# YOUR OBJECTIVE
Do any lines in the data below contain "image"? If so, copy every one of them.

# LISTED RECORDS
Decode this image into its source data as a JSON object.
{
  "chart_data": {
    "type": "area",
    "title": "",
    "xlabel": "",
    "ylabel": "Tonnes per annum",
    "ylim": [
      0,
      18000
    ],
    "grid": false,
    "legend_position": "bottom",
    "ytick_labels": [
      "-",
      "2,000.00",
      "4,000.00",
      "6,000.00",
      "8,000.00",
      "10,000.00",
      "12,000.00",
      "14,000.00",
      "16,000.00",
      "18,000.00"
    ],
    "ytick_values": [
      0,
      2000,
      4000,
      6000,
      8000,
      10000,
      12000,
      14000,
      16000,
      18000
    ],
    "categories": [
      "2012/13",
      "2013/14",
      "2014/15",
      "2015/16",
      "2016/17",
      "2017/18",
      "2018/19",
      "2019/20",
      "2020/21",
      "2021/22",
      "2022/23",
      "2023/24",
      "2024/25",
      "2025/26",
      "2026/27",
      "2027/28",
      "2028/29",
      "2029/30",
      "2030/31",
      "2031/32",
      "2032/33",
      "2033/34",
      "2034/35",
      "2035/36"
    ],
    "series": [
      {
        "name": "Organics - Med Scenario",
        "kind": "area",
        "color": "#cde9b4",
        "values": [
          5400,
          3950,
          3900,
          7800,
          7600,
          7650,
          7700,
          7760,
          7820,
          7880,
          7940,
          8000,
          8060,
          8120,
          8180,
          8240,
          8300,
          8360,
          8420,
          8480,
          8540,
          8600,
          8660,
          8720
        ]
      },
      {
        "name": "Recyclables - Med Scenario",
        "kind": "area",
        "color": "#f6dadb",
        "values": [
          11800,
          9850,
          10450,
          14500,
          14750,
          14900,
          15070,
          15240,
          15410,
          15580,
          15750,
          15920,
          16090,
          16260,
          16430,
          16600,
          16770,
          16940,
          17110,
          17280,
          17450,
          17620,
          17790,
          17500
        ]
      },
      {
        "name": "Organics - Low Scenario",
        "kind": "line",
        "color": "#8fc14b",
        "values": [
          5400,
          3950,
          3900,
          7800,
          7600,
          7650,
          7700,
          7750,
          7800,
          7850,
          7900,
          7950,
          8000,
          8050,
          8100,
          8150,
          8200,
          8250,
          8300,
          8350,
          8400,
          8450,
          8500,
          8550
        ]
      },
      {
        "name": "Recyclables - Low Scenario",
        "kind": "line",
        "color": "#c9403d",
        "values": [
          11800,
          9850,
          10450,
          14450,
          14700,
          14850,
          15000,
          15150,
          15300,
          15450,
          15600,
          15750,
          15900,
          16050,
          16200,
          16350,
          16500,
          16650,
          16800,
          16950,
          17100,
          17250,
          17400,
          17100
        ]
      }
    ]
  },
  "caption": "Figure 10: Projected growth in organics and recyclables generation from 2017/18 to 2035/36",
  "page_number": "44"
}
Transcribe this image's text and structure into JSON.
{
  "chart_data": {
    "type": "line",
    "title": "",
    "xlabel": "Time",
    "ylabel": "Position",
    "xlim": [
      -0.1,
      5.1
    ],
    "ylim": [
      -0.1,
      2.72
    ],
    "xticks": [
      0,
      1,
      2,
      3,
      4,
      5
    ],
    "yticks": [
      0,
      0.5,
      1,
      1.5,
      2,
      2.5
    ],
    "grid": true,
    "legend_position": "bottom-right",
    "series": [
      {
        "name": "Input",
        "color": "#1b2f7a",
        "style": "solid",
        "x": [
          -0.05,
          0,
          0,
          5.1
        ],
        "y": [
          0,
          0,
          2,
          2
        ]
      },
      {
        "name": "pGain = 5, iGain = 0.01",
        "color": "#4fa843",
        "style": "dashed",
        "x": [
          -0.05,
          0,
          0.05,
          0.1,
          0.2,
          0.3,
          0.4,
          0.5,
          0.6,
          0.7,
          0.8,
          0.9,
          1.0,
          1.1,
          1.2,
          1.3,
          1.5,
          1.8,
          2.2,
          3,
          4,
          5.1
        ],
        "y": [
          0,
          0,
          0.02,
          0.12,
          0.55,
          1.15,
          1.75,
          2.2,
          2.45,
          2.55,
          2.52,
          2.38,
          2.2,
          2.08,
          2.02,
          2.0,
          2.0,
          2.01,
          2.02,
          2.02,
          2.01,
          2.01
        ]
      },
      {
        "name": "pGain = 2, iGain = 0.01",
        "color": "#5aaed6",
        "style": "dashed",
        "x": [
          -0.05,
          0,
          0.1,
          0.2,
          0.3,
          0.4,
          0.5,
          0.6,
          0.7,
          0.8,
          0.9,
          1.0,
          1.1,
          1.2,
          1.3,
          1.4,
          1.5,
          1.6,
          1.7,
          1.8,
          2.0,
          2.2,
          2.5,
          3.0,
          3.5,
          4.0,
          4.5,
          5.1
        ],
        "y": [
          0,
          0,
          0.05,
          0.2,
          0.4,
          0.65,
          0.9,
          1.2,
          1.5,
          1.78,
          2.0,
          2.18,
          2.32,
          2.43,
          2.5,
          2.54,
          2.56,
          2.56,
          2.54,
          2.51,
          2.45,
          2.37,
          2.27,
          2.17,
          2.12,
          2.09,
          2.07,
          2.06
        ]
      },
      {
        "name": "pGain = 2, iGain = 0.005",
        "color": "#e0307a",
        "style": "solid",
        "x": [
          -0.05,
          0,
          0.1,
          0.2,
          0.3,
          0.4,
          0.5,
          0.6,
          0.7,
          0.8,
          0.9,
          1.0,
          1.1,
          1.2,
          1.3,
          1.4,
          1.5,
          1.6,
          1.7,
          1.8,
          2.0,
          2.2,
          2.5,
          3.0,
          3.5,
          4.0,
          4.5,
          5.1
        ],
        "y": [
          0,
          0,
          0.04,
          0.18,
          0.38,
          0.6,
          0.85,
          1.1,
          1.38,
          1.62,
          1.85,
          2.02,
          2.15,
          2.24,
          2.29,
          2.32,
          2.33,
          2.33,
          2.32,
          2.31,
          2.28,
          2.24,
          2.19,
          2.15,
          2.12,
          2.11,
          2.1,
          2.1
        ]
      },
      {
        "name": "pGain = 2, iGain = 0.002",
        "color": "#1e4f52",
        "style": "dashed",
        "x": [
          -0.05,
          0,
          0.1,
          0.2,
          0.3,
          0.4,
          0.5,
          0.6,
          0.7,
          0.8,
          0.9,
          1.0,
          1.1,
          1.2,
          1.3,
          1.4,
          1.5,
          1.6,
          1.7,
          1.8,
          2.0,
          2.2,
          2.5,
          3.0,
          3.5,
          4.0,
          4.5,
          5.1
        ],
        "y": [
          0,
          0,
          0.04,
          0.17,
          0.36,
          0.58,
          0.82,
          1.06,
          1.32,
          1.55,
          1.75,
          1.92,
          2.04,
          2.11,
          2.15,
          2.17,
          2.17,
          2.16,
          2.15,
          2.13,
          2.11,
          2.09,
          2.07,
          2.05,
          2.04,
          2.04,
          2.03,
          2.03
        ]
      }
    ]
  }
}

# FINAL RESULT
Decode this image into its source data as a JSON object.
Transcribe this image's text and structure into JSON.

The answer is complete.